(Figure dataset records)

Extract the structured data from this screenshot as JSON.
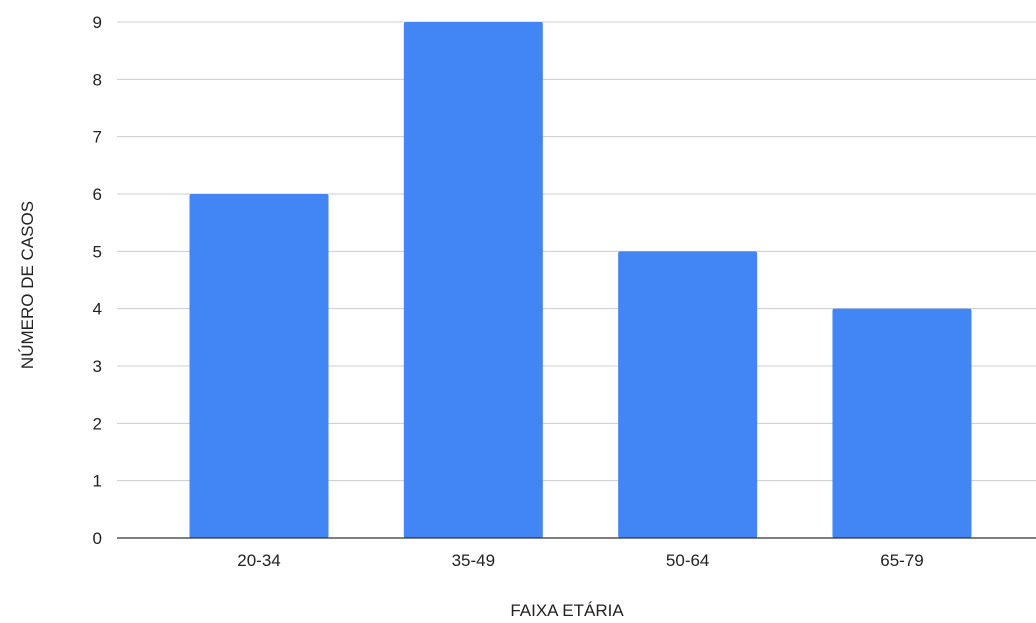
{
  "chart_data": {
    "type": "bar",
    "categories": [
      "20-34",
      "35-49",
      "50-64",
      "65-79"
    ],
    "values": [
      6,
      9,
      5,
      4
    ],
    "xlabel": "FAIXA ETÁRIA",
    "ylabel": "NÚMERO DE CASOS",
    "ylim": [
      0,
      9
    ],
    "yticks": [
      "0",
      "1",
      "2",
      "3",
      "4",
      "5",
      "6",
      "7",
      "8",
      "9"
    ],
    "grid": true,
    "legend": "none",
    "bar_color": "#4285F4"
  }
}
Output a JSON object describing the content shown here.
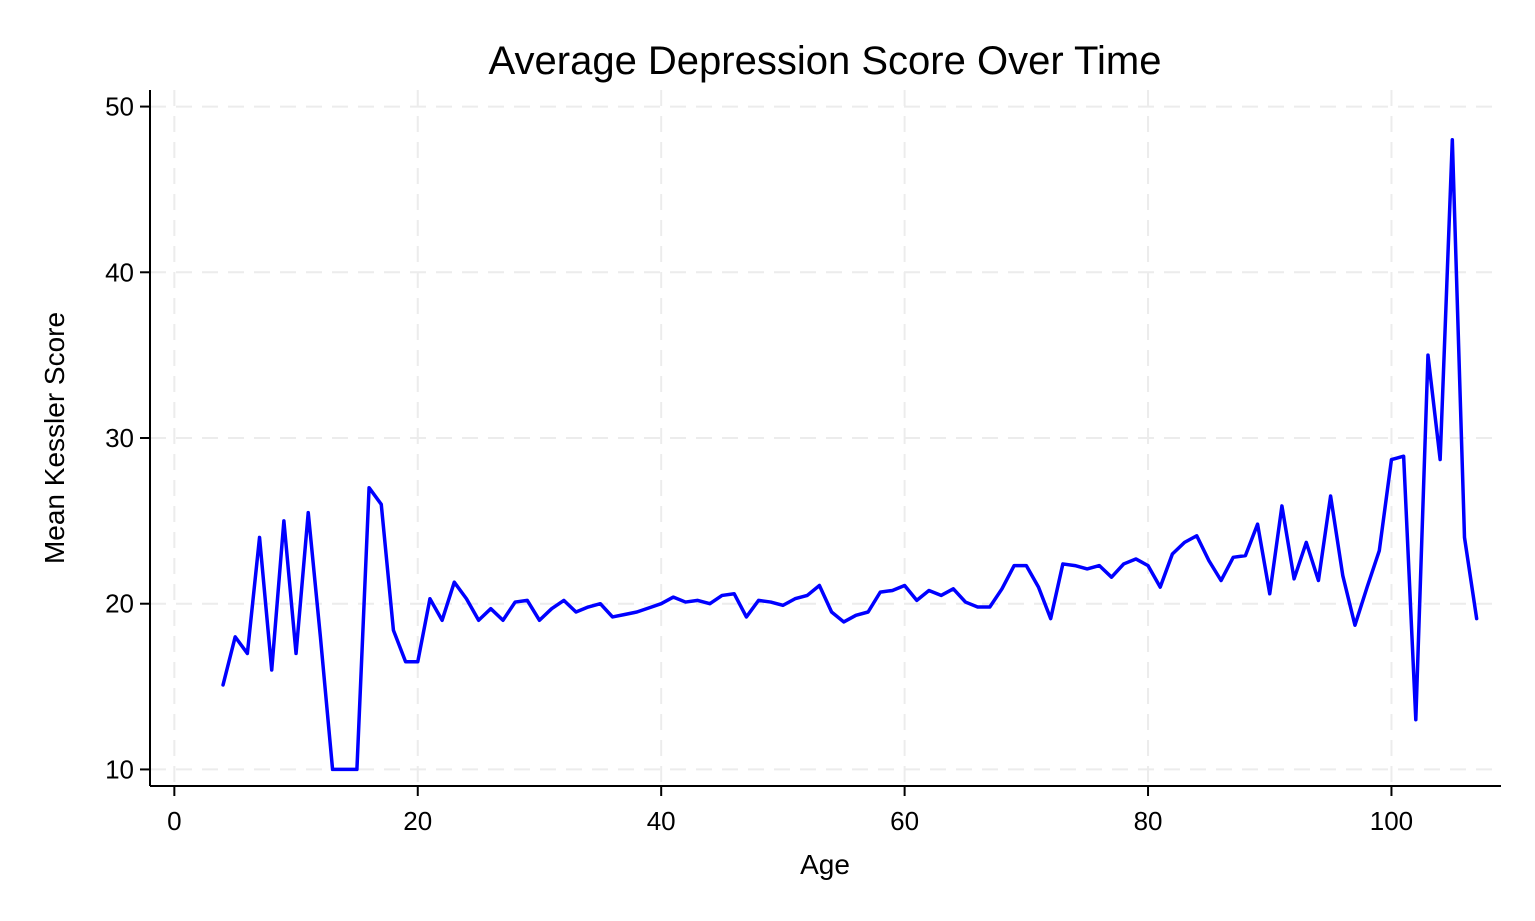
{
  "chart_data": {
    "type": "line",
    "title": "Average Depression Score Over Time",
    "xlabel": "Age",
    "ylabel": "Mean Kessler Score",
    "xlim": [
      -2,
      109
    ],
    "ylim": [
      9,
      51
    ],
    "xticks": [
      0,
      20,
      40,
      60,
      80,
      100
    ],
    "yticks": [
      10,
      20,
      30,
      40,
      50
    ],
    "grid": true,
    "legend": "none",
    "series": [
      {
        "color": "#0000ff",
        "x": [
          4,
          5,
          6,
          7,
          8,
          9,
          10,
          11,
          12,
          13,
          14,
          15,
          16,
          17,
          18,
          19,
          20,
          21,
          22,
          23,
          24,
          25,
          26,
          27,
          28,
          29,
          30,
          31,
          32,
          33,
          34,
          35,
          36,
          37,
          38,
          39,
          40,
          41,
          42,
          43,
          44,
          45,
          46,
          47,
          48,
          49,
          50,
          51,
          52,
          53,
          54,
          55,
          56,
          57,
          58,
          59,
          60,
          61,
          62,
          63,
          64,
          65,
          66,
          67,
          68,
          69,
          70,
          71,
          72,
          73,
          74,
          75,
          76,
          77,
          78,
          79,
          80,
          81,
          82,
          83,
          84,
          85,
          86,
          87,
          88,
          89,
          90,
          91,
          92,
          93,
          94,
          95,
          96,
          97,
          98,
          99,
          100,
          101,
          102,
          103,
          104,
          105,
          106,
          107
        ],
        "y": [
          15.1,
          18.0,
          17.0,
          24.0,
          16.0,
          25.0,
          17.0,
          25.5,
          18.0,
          10.0,
          10.0,
          10.0,
          27.0,
          26.0,
          18.4,
          16.5,
          16.5,
          20.3,
          19.0,
          21.3,
          20.3,
          19.0,
          19.7,
          19.0,
          20.1,
          20.2,
          19.0,
          19.7,
          20.2,
          19.5,
          19.8,
          20.0,
          19.2,
          19.35,
          19.5,
          19.75,
          20.0,
          20.4,
          20.1,
          20.2,
          20.0,
          20.5,
          20.6,
          19.2,
          20.2,
          20.1,
          19.9,
          20.3,
          20.5,
          21.1,
          19.5,
          18.9,
          19.3,
          19.5,
          20.7,
          20.8,
          21.1,
          20.2,
          20.8,
          20.5,
          20.9,
          20.1,
          19.8,
          19.8,
          20.9,
          22.3,
          22.3,
          21.0,
          19.1,
          22.4,
          22.3,
          22.1,
          22.3,
          21.6,
          22.4,
          22.7,
          22.3,
          21.0,
          23.0,
          23.7,
          24.1,
          22.6,
          21.4,
          22.8,
          22.9,
          24.8,
          20.6,
          25.9,
          21.5,
          23.7,
          21.4,
          26.5,
          21.7,
          18.7,
          21.0,
          23.2,
          28.7,
          28.9,
          13.0,
          35.0,
          28.7,
          48.0,
          24.0,
          19.1
        ]
      }
    ]
  }
}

GOAL — Omit the pictures and reproduce the listing exactly.

CORRECT RESPONSE —
Extract the structured data from this screenshot as JSON.
{
  "chart_data": {
    "type": "bar",
    "categories": [
      "20-34",
      "35-49",
      "50-64",
      "65-79"
    ],
    "values": [
      6,
      9,
      5,
      4
    ],
    "xlabel": "FAIXA ETÁRIA",
    "ylabel": "NÚMERO DE CASOS",
    "ylim": [
      0,
      9
    ],
    "yticks": [
      "0",
      "1",
      "2",
      "3",
      "4",
      "5",
      "6",
      "7",
      "8",
      "9"
    ],
    "grid": true,
    "legend": "none",
    "bar_color": "#4285F4"
  }
}
Output a JSON object describing the content shown here.
{
  "chart_data": {
    "type": "line",
    "title": "Average Depression Score Over Time",
    "xlabel": "Age",
    "ylabel": "Mean Kessler Score",
    "xlim": [
      -2,
      109
    ],
    "ylim": [
      9,
      51
    ],
    "xticks": [
      0,
      20,
      40,
      60,
      80,
      100
    ],
    "yticks": [
      10,
      20,
      30,
      40,
      50
    ],
    "grid": true,
    "legend": "none",
    "series": [
      {
        "color": "#0000ff",
        "x": [
          4,
          5,
          6,
          7,
          8,
          9,
          10,
          11,
          12,
          13,
          14,
          15,
          16,
          17,
          18,
          19,
          20,
          21,
          22,
          23,
          24,
          25,
          26,
          27,
          28,
          29,
          30,
          31,
          32,
          33,
          34,
          35,
          36,
          37,
          38,
          39,
          40,
          41,
          42,
          43,
          44,
          45,
          46,
          47,
          48,
          49,
          50,
          51,
          52,
          53,
          54,
          55,
          56,
          57,
          58,
          59,
          60,
          61,
          62,
          63,
          64,
          65,
          66,
          67,
          68,
          69,
          70,
          71,
          72,
          73,
          74,
          75,
          76,
          77,
          78,
          79,
          80,
          81,
          82,
          83,
          84,
          85,
          86,
          87,
          88,
          89,
          90,
          91,
          92,
          93,
          94,
          95,
          96,
          97,
          98,
          99,
          100,
          101,
          102,
          103,
          104,
          105,
          106,
          107
        ],
        "y": [
          15.1,
          18.0,
          17.0,
          24.0,
          16.0,
          25.0,
          17.0,
          25.5,
          18.0,
          10.0,
          10.0,
          10.0,
          27.0,
          26.0,
          18.4,
          16.5,
          16.5,
          20.3,
          19.0,
          21.3,
          20.3,
          19.0,
          19.7,
          19.0,
          20.1,
          20.2,
          19.0,
          19.7,
          20.2,
          19.5,
          19.8,
          20.0,
          19.2,
          19.35,
          19.5,
          19.75,
          20.0,
          20.4,
          20.1,
          20.2,
          20.0,
          20.5,
          20.6,
          19.2,
          20.2,
          20.1,
          19.9,
          20.3,
          20.5,
          21.1,
          19.5,
          18.9,
          19.3,
          19.5,
          20.7,
          20.8,
          21.1,
          20.2,
          20.8,
          20.5,
          20.9,
          20.1,
          19.8,
          19.8,
          20.9,
          22.3,
          22.3,
          21.0,
          19.1,
          22.4,
          22.3,
          22.1,
          22.3,
          21.6,
          22.4,
          22.7,
          22.3,
          21.0,
          23.0,
          23.7,
          24.1,
          22.6,
          21.4,
          22.8,
          22.9,
          24.8,
          20.6,
          25.9,
          21.5,
          23.7,
          21.4,
          26.5,
          21.7,
          18.7,
          21.0,
          23.2,
          28.7,
          28.9,
          13.0,
          35.0,
          28.7,
          48.0,
          24.0,
          19.1
        ]
      }
    ]
  }
}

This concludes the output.